(ASSIGNMENT): How many of the lines below contain the word "informacao"? Only the number is wanted.

(EXERCISE MATERIALS):
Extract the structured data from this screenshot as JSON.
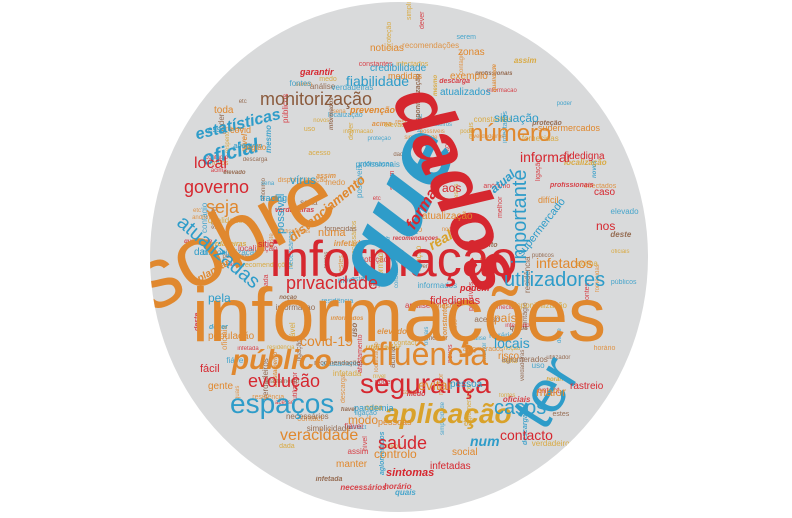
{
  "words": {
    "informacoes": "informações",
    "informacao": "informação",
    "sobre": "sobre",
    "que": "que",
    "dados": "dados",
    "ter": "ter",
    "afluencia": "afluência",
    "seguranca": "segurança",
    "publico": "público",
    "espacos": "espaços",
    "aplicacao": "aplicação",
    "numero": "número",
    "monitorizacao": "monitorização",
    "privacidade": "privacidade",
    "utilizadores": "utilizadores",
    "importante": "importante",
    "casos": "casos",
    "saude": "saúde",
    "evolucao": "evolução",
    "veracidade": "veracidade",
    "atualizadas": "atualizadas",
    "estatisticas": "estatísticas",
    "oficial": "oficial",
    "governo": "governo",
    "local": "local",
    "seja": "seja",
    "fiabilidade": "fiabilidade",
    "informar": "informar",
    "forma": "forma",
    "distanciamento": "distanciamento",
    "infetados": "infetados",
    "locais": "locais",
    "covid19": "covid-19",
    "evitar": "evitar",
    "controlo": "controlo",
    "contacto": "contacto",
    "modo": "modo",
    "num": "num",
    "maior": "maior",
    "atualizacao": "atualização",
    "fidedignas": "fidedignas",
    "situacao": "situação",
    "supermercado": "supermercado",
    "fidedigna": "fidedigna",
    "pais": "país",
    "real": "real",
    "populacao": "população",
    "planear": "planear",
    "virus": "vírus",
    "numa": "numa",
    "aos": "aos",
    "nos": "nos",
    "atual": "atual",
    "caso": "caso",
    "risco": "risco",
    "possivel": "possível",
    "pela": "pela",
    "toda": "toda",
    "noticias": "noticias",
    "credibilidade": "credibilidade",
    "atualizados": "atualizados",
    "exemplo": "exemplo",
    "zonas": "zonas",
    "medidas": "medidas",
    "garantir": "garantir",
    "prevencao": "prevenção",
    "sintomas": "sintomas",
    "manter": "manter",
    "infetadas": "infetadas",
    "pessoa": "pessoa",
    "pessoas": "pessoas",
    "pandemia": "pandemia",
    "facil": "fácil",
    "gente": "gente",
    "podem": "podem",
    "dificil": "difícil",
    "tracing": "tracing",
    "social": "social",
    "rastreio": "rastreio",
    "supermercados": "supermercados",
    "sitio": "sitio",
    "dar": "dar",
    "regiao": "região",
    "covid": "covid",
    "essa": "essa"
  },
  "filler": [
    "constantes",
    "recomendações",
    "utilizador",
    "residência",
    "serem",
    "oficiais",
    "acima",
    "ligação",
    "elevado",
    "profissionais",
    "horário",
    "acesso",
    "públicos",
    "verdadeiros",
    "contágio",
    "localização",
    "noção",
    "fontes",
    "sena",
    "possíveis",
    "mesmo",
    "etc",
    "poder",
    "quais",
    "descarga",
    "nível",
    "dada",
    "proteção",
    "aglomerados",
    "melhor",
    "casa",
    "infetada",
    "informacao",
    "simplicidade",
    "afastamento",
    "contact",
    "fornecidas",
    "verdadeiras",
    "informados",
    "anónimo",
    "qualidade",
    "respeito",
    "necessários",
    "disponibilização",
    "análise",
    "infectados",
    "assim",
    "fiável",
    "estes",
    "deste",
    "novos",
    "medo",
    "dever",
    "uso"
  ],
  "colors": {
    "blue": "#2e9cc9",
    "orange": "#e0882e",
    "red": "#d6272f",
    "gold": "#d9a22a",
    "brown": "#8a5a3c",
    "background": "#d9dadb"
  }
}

(OUTPUT FOR THIS TASK): 2